Extract the whole listing as it stands. Do not include the pictures.

-------- Records supplied

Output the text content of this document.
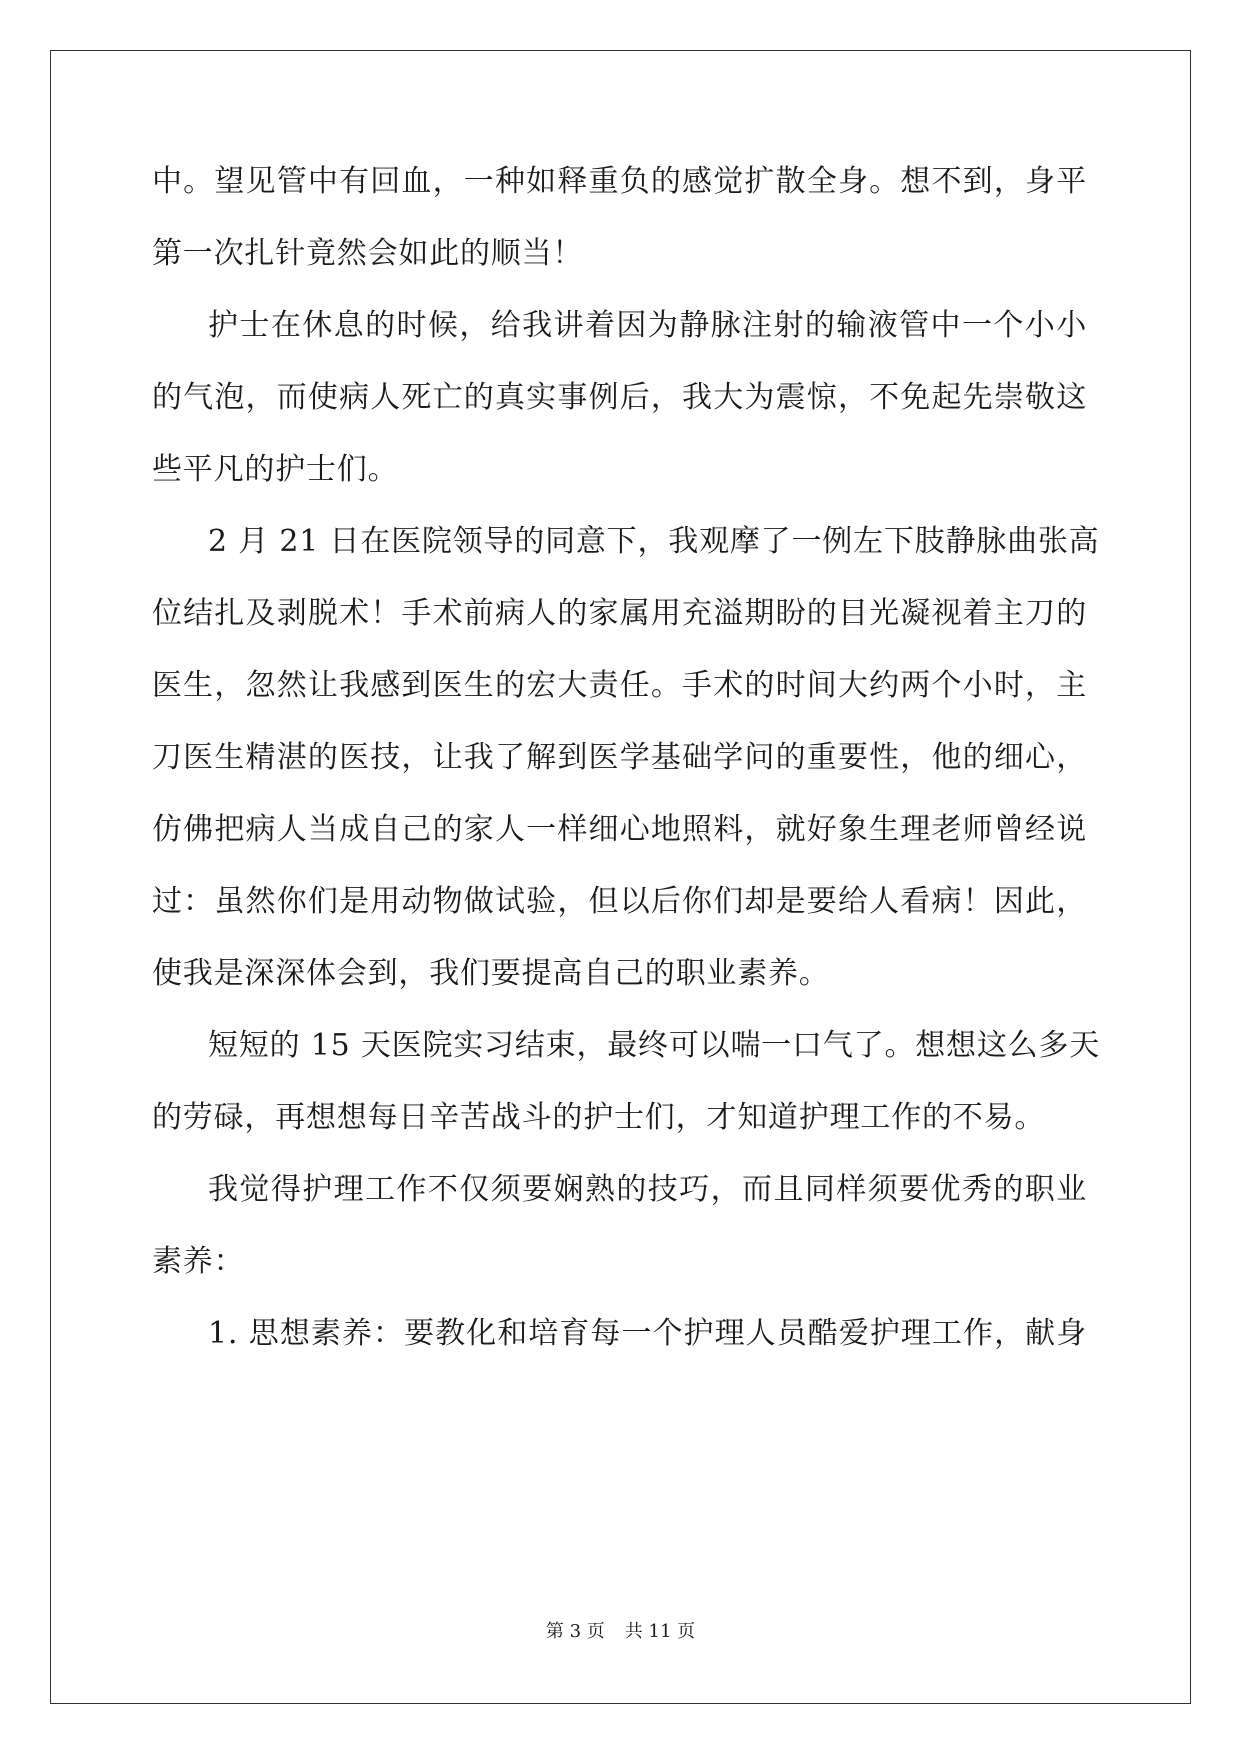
中。望见管中有回血，一种如释重负的感觉扩散全身。想不到，身平
第一次扎针竟然会如此的顺当！
护士在休息的时候，给我讲着因为静脉注射的输液管中一个小小
的气泡，而使病人死亡的真实事例后，我大为震惊，不免起先崇敬这
些平凡的护士们。
2 月 21 日在医院领导的同意下，我观摩了一例左下肢静脉曲张高
位结扎及剥脱术！手术前病人的家属用充溢期盼的目光凝视着主刀的
医生，忽然让我感到医生的宏大责任。手术的时间大约两个小时，主
刀医生精湛的医技，让我了解到医学基础学问的重要性，他的细心，
仿佛把病人当成自己的家人一样细心地照料，就好象生理老师曾经说
过：虽然你们是用动物做试验，但以后你们却是要给人看病！因此，
使我是深深体会到，我们要提高自己的职业素养。
短短的 15 天医院实习结束，最终可以喘一口气了。想想这么多天
的劳碌，再想想每日辛苦战斗的护士们，才知道护理工作的不易。
我觉得护理工作不仅须要娴熟的技巧，而且同样须要优秀的职业
素养：
1. 思想素养：要教化和培育每一个护理人员酷爱护理工作，献身
第 3 页 共 11 页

----------------

* [Solution to the problem]:
Output the text content of this document.
中。望见管中有回血，一种如释重负的感觉扩散全身。想不到，身平
第一次扎针竟然会如此的顺当！
护士在休息的时候，给我讲着因为静脉注射的输液管中一个小小
的气泡，而使病人死亡的真实事例后，我大为震惊，不免起先崇敬这
些平凡的护士们。
2 月 21 日在医院领导的同意下，我观摩了一例左下肢静脉曲张高
位结扎及剥脱术！手术前病人的家属用充溢期盼的目光凝视着主刀的
医生，忽然让我感到医生的宏大责任。手术的时间大约两个小时，主
刀医生精湛的医技，让我了解到医学基础学问的重要性，他的细心，
仿佛把病人当成自己的家人一样细心地照料，就好象生理老师曾经说
过：虽然你们是用动物做试验，但以后你们却是要给人看病！因此，
使我是深深体会到，我们要提高自己的职业素养。
短短的 15 天医院实习结束，最终可以喘一口气了。想想这么多天
的劳碌，再想想每日辛苦战斗的护士们，才知道护理工作的不易。
我觉得护理工作不仅须要娴熟的技巧，而且同样须要优秀的职业
素养：
1. 思想素养：要教化和培育每一个护理人员酷爱护理工作，献身
第 3 页 共 11 页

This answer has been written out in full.